Description of the task
All of the records below must be output exactly, with no pictures carried over.

— BEGIN —

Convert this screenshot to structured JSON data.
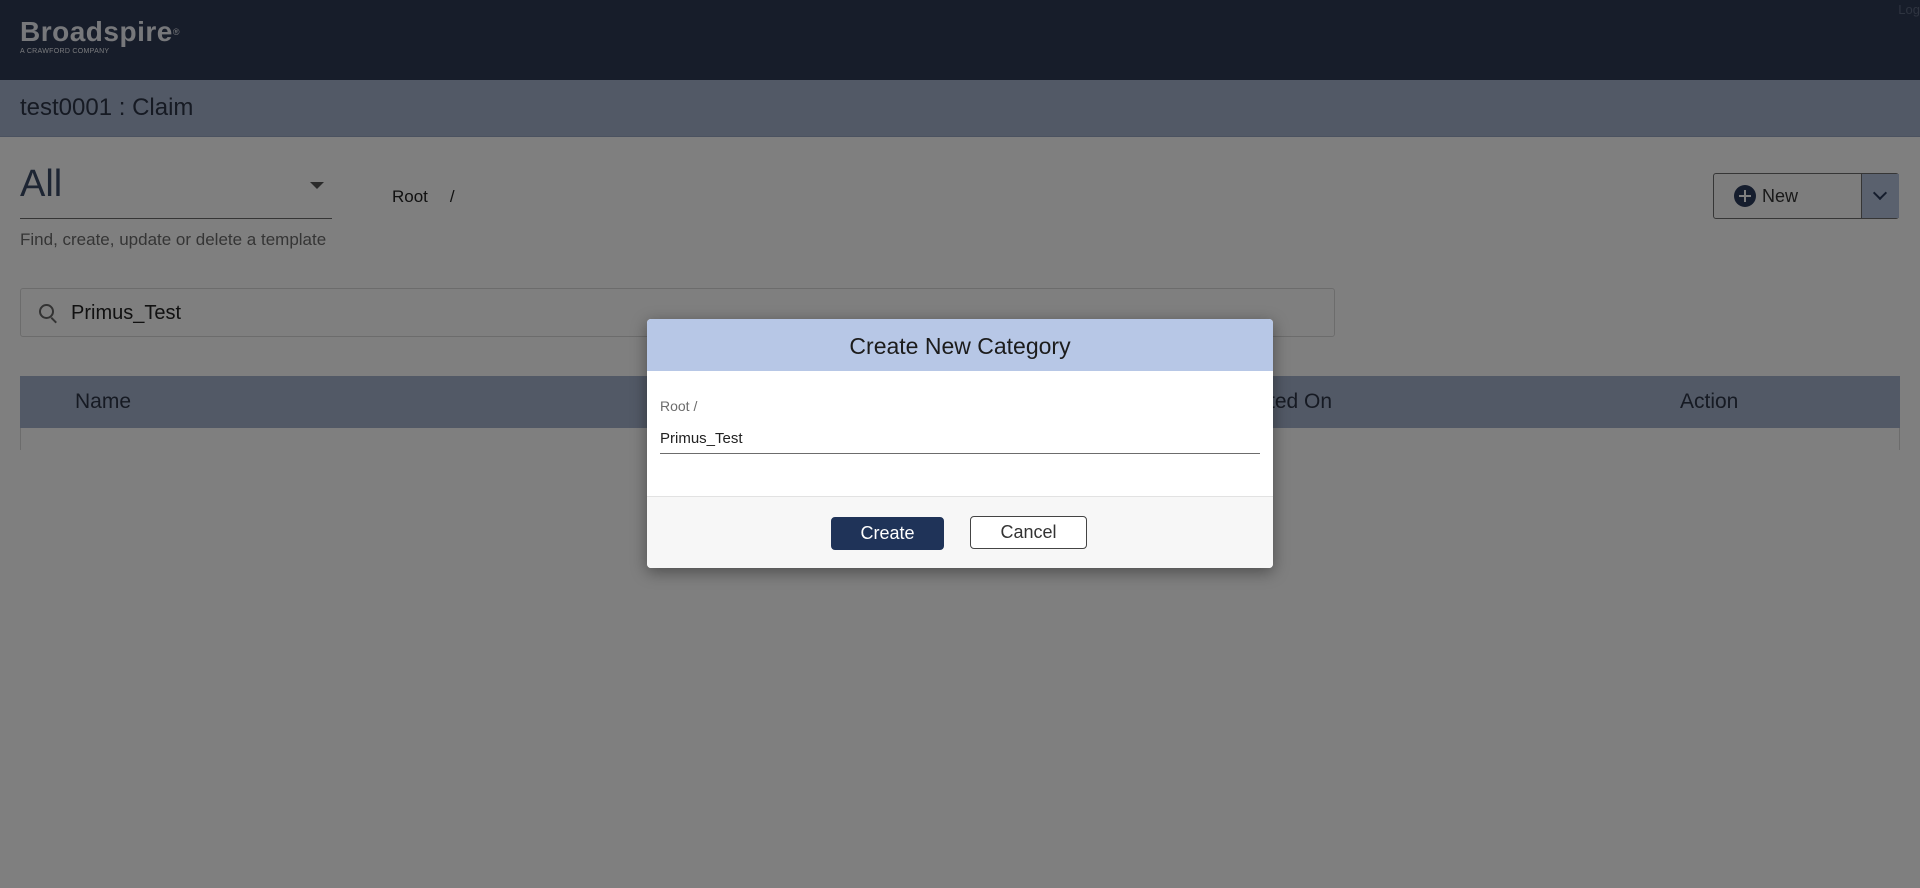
{
  "header": {
    "logo_text": "Broadspire",
    "logo_subtext": "A CRAWFORD COMPANY",
    "logout_label": "Log"
  },
  "claim_bar": {
    "title": "test0001 :  Claim"
  },
  "filter": {
    "selected": "All",
    "subtitle": "Find, create, update or delete a template"
  },
  "breadcrumb": {
    "root": "Root",
    "separator": "/"
  },
  "new_button": {
    "label": "New"
  },
  "search": {
    "value": "Primus_Test"
  },
  "table": {
    "columns": [
      "Name",
      "ted On",
      "Action"
    ]
  },
  "modal": {
    "title": "Create New Category",
    "field_label": "Root /",
    "field_value": "Primus_Test",
    "create_label": "Create",
    "cancel_label": "Cancel"
  },
  "colors": {
    "topbar": "#2f3a55",
    "claim_bar": "#a4b3cc",
    "modal_header": "#b7c7e6",
    "primary_button": "#1f3358"
  }
}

— END —

Expected output
Convert this screenshot to structured JSON data.
{
  "header": {
    "logo_text": "Broadspire",
    "logo_subtext": "A CRAWFORD COMPANY",
    "logout_label": "Log"
  },
  "claim_bar": {
    "title": "test0001 :  Claim"
  },
  "filter": {
    "selected": "All",
    "subtitle": "Find, create, update or delete a template"
  },
  "breadcrumb": {
    "root": "Root",
    "separator": "/"
  },
  "new_button": {
    "label": "New"
  },
  "search": {
    "value": "Primus_Test"
  },
  "table": {
    "columns": [
      "Name",
      "ted On",
      "Action"
    ]
  },
  "modal": {
    "title": "Create New Category",
    "field_label": "Root /",
    "field_value": "Primus_Test",
    "create_label": "Create",
    "cancel_label": "Cancel"
  },
  "colors": {
    "topbar": "#2f3a55",
    "claim_bar": "#a4b3cc",
    "modal_header": "#b7c7e6",
    "primary_button": "#1f3358"
  }
}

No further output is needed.